[Begin]
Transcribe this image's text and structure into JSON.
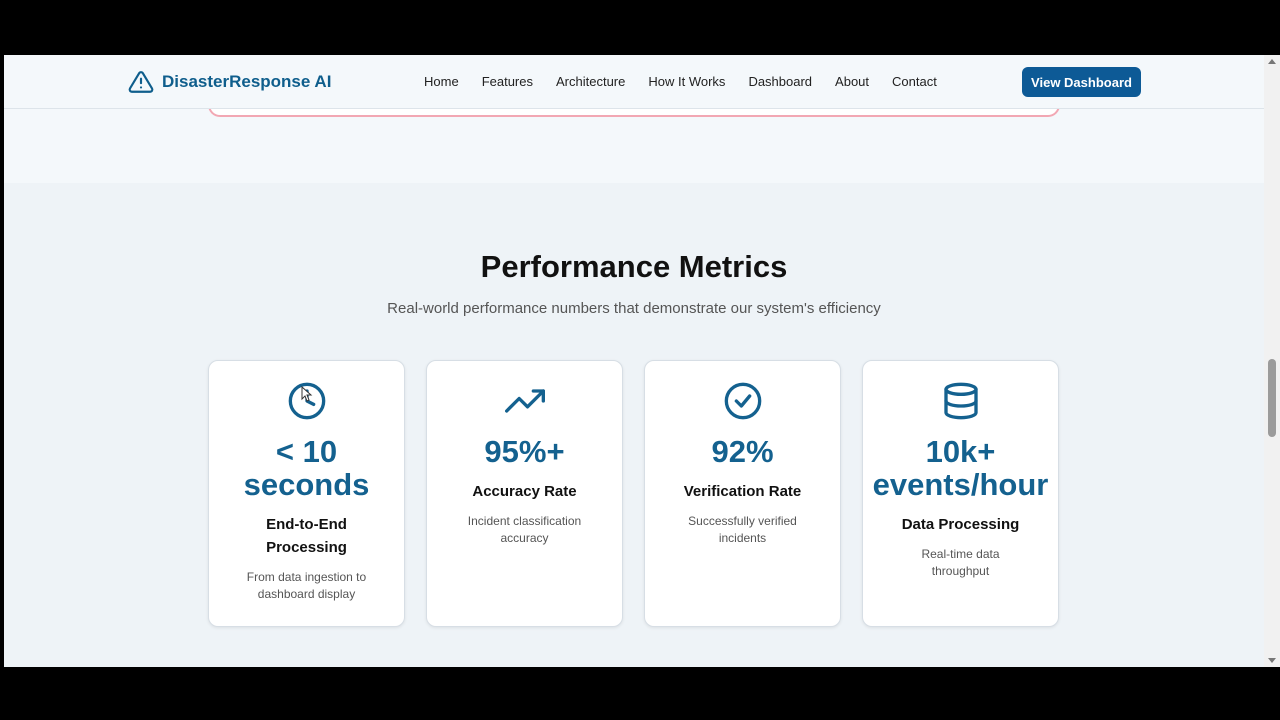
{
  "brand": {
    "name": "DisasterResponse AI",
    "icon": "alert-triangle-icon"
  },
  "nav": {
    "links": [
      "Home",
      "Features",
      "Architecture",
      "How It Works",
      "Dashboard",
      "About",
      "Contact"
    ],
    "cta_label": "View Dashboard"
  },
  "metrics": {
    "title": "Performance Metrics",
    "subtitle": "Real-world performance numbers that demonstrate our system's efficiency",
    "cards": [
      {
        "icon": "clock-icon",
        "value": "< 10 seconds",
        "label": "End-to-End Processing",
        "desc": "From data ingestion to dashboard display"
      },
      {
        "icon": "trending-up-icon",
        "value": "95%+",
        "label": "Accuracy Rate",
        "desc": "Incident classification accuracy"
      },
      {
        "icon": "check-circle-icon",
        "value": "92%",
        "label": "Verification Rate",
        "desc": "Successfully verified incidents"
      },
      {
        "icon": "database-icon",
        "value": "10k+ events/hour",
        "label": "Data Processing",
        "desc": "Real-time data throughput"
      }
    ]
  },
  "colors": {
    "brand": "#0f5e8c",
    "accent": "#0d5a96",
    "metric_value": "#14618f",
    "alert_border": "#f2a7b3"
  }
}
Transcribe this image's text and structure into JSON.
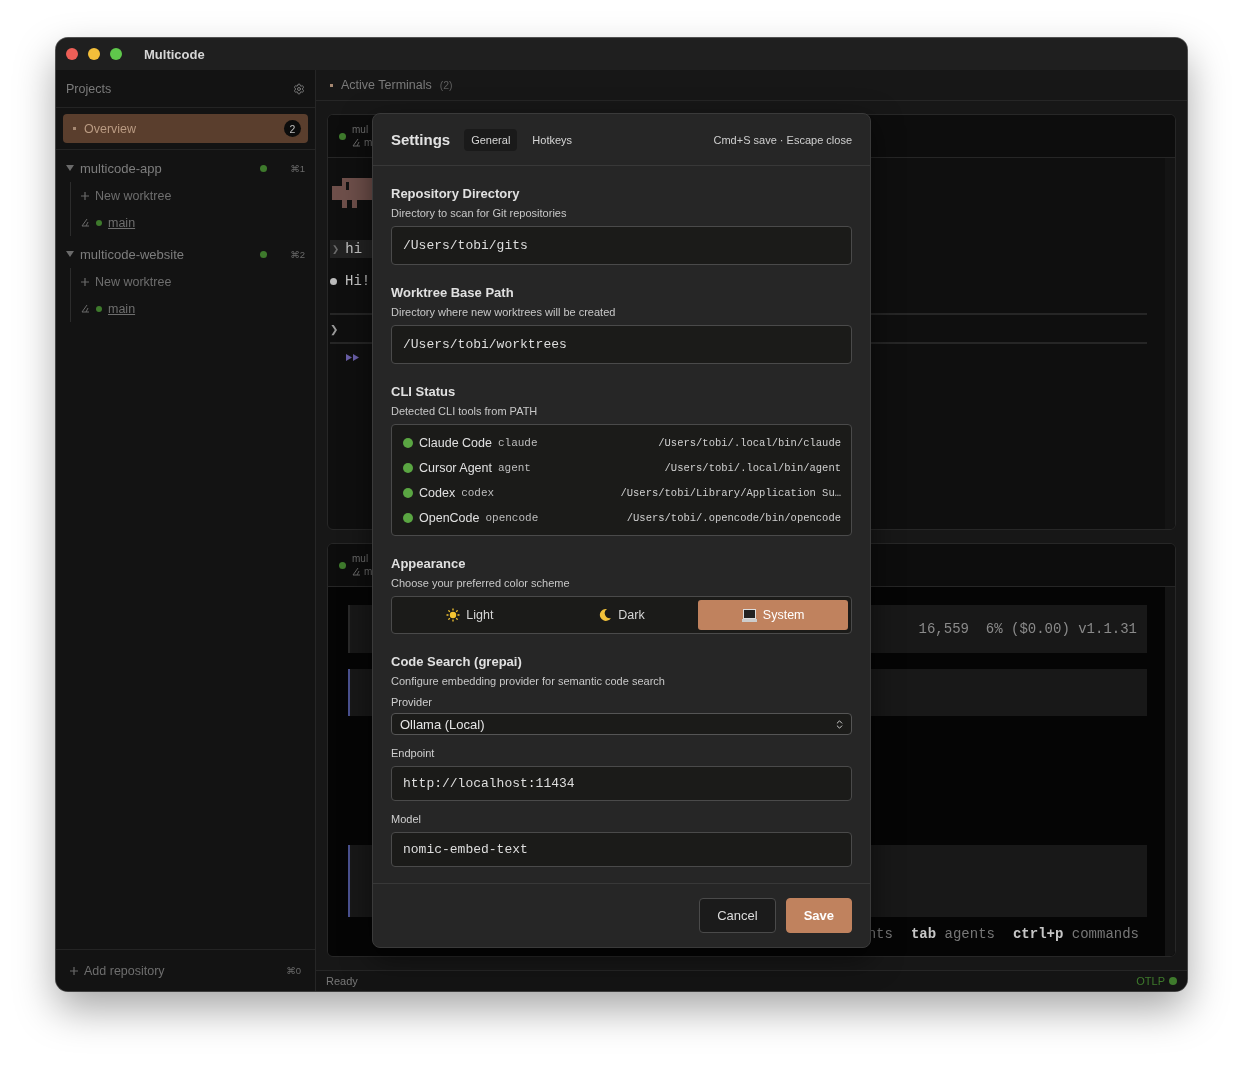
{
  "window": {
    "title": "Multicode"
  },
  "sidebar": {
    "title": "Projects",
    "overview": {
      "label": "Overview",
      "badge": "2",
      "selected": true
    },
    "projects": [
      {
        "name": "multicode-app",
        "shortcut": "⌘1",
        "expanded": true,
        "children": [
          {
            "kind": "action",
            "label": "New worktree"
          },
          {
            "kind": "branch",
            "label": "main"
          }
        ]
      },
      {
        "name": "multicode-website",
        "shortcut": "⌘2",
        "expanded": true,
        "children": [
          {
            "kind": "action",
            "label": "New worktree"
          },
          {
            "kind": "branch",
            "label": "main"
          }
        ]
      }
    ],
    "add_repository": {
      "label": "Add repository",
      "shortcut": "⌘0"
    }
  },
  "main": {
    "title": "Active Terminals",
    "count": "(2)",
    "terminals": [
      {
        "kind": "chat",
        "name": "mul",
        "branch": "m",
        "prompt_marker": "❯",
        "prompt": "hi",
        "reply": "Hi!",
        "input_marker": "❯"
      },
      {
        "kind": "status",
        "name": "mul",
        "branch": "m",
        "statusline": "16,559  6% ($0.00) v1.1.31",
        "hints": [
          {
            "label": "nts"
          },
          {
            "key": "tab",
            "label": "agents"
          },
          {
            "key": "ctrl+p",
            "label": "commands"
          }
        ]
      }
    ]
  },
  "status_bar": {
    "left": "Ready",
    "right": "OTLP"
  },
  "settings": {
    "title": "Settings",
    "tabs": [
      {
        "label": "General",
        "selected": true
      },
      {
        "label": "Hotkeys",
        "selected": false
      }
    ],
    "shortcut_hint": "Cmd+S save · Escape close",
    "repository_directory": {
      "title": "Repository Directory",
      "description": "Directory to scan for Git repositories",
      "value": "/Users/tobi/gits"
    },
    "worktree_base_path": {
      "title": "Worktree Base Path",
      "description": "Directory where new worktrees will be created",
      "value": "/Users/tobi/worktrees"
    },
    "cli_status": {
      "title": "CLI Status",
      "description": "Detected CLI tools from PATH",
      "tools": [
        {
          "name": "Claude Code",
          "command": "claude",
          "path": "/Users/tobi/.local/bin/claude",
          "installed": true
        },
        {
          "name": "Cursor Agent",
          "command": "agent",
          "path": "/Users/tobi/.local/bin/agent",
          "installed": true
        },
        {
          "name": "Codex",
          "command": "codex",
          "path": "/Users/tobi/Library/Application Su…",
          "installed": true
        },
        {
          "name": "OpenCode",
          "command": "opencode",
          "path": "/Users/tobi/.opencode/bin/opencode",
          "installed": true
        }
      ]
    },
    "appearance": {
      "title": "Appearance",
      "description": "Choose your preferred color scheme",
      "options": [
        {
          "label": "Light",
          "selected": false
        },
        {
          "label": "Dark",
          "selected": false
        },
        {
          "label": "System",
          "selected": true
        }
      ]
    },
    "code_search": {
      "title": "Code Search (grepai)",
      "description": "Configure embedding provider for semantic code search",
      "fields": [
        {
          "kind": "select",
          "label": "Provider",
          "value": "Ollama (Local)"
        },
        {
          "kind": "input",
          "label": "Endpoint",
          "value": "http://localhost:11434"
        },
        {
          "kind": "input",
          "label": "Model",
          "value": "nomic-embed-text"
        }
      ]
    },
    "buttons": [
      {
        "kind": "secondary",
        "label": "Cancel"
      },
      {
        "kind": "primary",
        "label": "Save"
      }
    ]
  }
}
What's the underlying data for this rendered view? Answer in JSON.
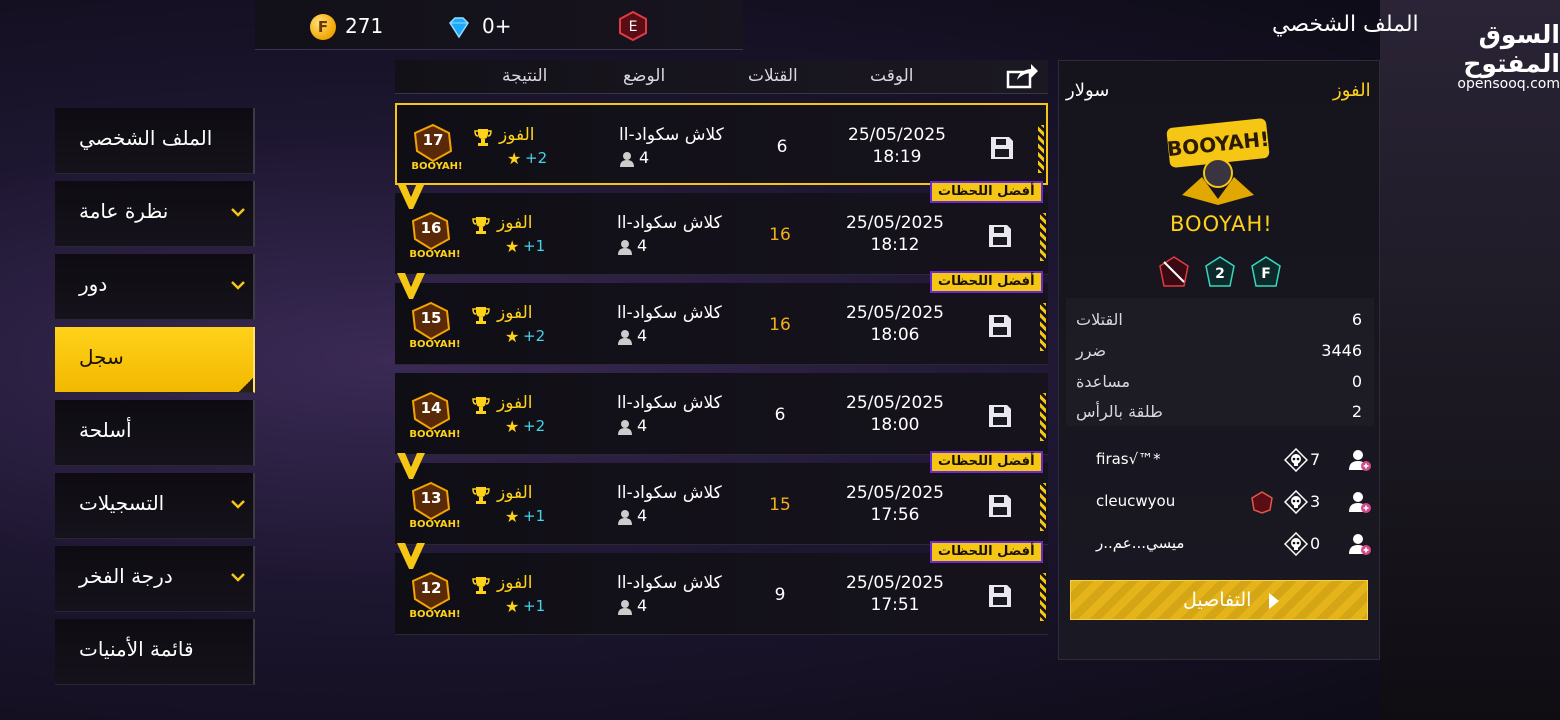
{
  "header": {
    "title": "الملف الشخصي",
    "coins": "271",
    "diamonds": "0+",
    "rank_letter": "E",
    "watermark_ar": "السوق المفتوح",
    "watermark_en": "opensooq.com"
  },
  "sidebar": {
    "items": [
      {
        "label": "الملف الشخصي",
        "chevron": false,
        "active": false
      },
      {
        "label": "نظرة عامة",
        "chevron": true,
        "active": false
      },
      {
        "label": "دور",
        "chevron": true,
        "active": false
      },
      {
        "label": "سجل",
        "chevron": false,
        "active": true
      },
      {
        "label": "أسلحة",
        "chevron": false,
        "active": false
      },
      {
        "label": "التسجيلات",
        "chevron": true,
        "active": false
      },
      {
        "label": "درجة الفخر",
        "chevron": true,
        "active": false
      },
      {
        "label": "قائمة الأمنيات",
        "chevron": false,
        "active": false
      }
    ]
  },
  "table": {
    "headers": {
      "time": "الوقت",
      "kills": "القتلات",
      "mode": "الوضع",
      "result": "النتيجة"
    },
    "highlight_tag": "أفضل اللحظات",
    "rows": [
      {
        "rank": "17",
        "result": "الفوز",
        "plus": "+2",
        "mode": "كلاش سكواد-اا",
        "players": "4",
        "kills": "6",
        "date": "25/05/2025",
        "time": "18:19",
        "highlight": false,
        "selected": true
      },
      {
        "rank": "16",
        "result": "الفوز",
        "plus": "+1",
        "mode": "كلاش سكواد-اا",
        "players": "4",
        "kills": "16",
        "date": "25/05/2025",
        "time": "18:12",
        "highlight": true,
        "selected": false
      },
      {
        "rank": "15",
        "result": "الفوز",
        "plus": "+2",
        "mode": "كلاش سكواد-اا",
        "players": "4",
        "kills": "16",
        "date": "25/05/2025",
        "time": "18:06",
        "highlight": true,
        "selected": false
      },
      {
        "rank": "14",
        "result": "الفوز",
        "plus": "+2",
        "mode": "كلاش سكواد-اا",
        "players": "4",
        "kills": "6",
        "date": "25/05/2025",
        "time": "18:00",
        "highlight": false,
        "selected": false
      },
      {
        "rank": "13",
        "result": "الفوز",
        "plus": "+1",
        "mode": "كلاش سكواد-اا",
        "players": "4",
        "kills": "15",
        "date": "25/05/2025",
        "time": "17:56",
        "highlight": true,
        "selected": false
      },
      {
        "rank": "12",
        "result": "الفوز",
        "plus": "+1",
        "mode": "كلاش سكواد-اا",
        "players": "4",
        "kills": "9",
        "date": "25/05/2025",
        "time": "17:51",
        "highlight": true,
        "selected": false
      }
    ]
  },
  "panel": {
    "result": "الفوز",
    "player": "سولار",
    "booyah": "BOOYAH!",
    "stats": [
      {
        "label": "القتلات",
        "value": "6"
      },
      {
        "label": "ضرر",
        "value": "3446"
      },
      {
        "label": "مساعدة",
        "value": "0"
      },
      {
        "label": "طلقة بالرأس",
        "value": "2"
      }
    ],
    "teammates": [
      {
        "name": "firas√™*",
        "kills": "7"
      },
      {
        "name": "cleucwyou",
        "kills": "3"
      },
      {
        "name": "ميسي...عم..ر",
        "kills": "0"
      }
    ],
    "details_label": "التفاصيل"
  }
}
[End]
WHAT YOU NEED TO DO: Return all lines containing the word "time".

WORKED ANSWER:
        "desc": "Real-time data throughput"
      "time": "الوقت",
        "time": "18:19",
        "time": "18:12",
        "time": "18:06",
        "time": "18:00",
        "time": "17:56",
        "time": "17:51",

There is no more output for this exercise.